- TASK MATERIAL
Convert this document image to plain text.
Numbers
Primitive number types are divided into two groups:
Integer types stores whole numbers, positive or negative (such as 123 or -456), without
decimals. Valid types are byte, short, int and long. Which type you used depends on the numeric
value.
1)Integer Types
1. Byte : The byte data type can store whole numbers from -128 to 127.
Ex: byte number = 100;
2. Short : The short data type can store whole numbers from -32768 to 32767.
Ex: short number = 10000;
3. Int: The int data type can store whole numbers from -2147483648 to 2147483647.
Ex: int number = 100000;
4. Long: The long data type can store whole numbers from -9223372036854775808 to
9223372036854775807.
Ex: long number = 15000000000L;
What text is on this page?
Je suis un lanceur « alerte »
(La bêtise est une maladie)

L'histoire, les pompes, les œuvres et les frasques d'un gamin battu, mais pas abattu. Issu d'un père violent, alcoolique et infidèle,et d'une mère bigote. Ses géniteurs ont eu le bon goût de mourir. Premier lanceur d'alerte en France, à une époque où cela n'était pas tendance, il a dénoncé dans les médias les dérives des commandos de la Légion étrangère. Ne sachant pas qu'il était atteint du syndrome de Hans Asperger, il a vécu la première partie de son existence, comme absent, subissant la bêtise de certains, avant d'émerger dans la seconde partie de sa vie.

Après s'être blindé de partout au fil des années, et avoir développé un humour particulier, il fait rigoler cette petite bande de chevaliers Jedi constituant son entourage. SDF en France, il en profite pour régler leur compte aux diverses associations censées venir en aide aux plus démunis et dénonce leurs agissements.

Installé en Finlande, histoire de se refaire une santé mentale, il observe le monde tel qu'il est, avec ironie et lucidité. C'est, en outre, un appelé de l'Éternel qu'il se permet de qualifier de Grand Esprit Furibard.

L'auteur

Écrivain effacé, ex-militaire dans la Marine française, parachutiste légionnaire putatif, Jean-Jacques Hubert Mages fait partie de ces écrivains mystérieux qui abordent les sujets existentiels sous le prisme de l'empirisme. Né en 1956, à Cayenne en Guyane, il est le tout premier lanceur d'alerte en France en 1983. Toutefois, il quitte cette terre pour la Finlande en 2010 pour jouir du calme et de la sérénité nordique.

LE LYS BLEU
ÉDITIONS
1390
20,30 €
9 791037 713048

- SET EXERCISE
Extract all of the data shown above and repeat it verbatim.

- ANSWER FOR THE TASK
Convert this document image to plain text.
Numbers
Primitive number types are divided into two groups:
Integer types stores whole numbers, positive or negative (such as 123 or -456), without
decimals. Valid types are byte, short, int and long. Which type you used depends on the numeric
value.
1)Integer Types
1. Byte : The byte data type can store whole numbers from -128 to 127.
Ex: byte number = 100;
2. Short : The short data type can store whole numbers from -32768 to 32767.
Ex: short number = 10000;
3. Int: The int data type can store whole numbers from -2147483648 to 2147483647.
Ex: int number = 100000;
4. Long: The long data type can store whole numbers from -9223372036854775808 to
9223372036854775807.
Ex: long number = 15000000000L;
What text is on this page?
Je suis un lanceur « alerte »
(La bêtise est une maladie)

L'histoire, les pompes, les œuvres et les frasques d'un gamin battu, mais pas abattu. Issu d'un père violent, alcoolique et infidèle,et d'une mère bigote. Ses géniteurs ont eu le bon goût de mourir. Premier lanceur d'alerte en France, à une époque où cela n'était pas tendance, il a dénoncé dans les médias les dérives des commandos de la Légion étrangère. Ne sachant pas qu'il était atteint du syndrome de Hans Asperger, il a vécu la première partie de son existence, comme absent, subissant la bêtise de certains, avant d'émerger dans la seconde partie de sa vie.

Après s'être blindé de partout au fil des années, et avoir développé un humour particulier, il fait rigoler cette petite bande de chevaliers Jedi constituant son entourage. SDF en France, il en profite pour régler leur compte aux diverses associations censées venir en aide aux plus démunis et dénonce leurs agissements.

Installé en Finlande, histoire de se refaire une santé mentale, il observe le monde tel qu'il est, avec ironie et lucidité. C'est, en outre, un appelé de l'Éternel qu'il se permet de qualifier de Grand Esprit Furibard.

L'auteur

Écrivain effacé, ex-militaire dans la Marine française, parachutiste légionnaire putatif, Jean-Jacques Hubert Mages fait partie de ces écrivains mystérieux qui abordent les sujets existentiels sous le prisme de l'empirisme. Né en 1956, à Cayenne en Guyane, il est le tout premier lanceur d'alerte en France en 1983. Toutefois, il quitte cette terre pour la Finlande en 2010 pour jouir du calme et de la sérénité nordique.

LE LYS BLEU
ÉDITIONS
1390
20,30 €
9 791037 713048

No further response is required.